> The exercise: Reproduce each record exactly.

> Saved entries:
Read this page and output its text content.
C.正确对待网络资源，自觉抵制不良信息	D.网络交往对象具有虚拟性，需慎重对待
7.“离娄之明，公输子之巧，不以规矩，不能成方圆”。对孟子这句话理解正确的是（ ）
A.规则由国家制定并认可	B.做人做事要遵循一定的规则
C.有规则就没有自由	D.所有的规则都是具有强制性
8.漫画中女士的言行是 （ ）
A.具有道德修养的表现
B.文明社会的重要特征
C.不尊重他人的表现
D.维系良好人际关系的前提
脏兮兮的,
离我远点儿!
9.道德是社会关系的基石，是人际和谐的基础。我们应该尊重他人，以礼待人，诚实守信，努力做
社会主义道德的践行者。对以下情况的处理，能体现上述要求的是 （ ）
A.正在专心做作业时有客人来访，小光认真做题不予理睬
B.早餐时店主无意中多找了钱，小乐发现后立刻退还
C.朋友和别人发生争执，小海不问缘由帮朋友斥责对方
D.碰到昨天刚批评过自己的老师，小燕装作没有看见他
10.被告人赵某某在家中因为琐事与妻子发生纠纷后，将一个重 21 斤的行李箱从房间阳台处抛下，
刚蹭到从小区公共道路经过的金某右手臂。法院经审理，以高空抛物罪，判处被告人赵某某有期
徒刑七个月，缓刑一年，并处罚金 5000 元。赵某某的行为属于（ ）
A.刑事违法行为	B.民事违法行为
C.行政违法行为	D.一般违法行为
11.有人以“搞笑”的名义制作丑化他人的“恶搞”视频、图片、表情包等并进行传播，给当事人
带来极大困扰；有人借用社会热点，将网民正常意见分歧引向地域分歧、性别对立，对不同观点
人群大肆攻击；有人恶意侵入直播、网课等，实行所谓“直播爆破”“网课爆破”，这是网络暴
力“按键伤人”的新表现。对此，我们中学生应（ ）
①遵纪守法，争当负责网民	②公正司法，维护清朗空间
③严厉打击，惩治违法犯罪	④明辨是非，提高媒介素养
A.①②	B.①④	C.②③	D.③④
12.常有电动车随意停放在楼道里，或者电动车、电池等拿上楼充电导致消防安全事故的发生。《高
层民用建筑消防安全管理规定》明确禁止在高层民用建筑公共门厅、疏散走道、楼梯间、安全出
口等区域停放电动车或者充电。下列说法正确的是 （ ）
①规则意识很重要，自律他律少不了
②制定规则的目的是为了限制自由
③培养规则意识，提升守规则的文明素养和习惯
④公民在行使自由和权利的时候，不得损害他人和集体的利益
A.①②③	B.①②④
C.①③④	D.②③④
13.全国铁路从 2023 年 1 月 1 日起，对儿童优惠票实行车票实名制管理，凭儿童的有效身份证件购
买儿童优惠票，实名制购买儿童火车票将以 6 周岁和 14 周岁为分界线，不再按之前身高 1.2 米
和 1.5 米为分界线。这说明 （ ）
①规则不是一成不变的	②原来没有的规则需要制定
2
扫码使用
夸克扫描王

> Answer to this problem:
Read this page and output its text content.
C.正确对待网络资源，自觉抵制不良信息	D.网络交往对象具有虚拟性，需慎重对待
7.“离娄之明，公输子之巧，不以规矩，不能成方圆”。对孟子这句话理解正确的是（ ）
A.规则由国家制定并认可	B.做人做事要遵循一定的规则
C.有规则就没有自由	D.所有的规则都是具有强制性
8.漫画中女士的言行是 （ ）
A.具有道德修养的表现
B.文明社会的重要特征
C.不尊重他人的表现
D.维系良好人际关系的前提
脏兮兮的,
离我远点儿!
9.道德是社会关系的基石，是人际和谐的基础。我们应该尊重他人，以礼待人，诚实守信，努力做
社会主义道德的践行者。对以下情况的处理，能体现上述要求的是 （ ）
A.正在专心做作业时有客人来访，小光认真做题不予理睬
B.早餐时店主无意中多找了钱，小乐发现后立刻退还
C.朋友和别人发生争执，小海不问缘由帮朋友斥责对方
D.碰到昨天刚批评过自己的老师，小燕装作没有看见他
10.被告人赵某某在家中因为琐事与妻子发生纠纷后，将一个重 21 斤的行李箱从房间阳台处抛下，
刚蹭到从小区公共道路经过的金某右手臂。法院经审理，以高空抛物罪，判处被告人赵某某有期
徒刑七个月，缓刑一年，并处罚金 5000 元。赵某某的行为属于（ ）
A.刑事违法行为	B.民事违法行为
C.行政违法行为	D.一般违法行为
11.有人以“搞笑”的名义制作丑化他人的“恶搞”视频、图片、表情包等并进行传播，给当事人
带来极大困扰；有人借用社会热点，将网民正常意见分歧引向地域分歧、性别对立，对不同观点
人群大肆攻击；有人恶意侵入直播、网课等，实行所谓“直播爆破”“网课爆破”，这是网络暴
力“按键伤人”的新表现。对此，我们中学生应（ ）
①遵纪守法，争当负责网民	②公正司法，维护清朗空间
③严厉打击，惩治违法犯罪	④明辨是非，提高媒介素养
A.①②	B.①④	C.②③	D.③④
12.常有电动车随意停放在楼道里，或者电动车、电池等拿上楼充电导致消防安全事故的发生。《高
层民用建筑消防安全管理规定》明确禁止在高层民用建筑公共门厅、疏散走道、楼梯间、安全出
口等区域停放电动车或者充电。下列说法正确的是 （ ）
①规则意识很重要，自律他律少不了
②制定规则的目的是为了限制自由
③培养规则意识，提升守规则的文明素养和习惯
④公民在行使自由和权利的时候，不得损害他人和集体的利益
A.①②③	B.①②④
C.①③④	D.②③④
13.全国铁路从 2023 年 1 月 1 日起，对儿童优惠票实行车票实名制管理，凭儿童的有效身份证件购
买儿童优惠票，实名制购买儿童火车票将以 6 周岁和 14 周岁为分界线，不再按之前身高 1.2 米
和 1.5 米为分界线。这说明 （ ）
①规则不是一成不变的	②原来没有的规则需要制定
2
扫码使用
夸克扫描王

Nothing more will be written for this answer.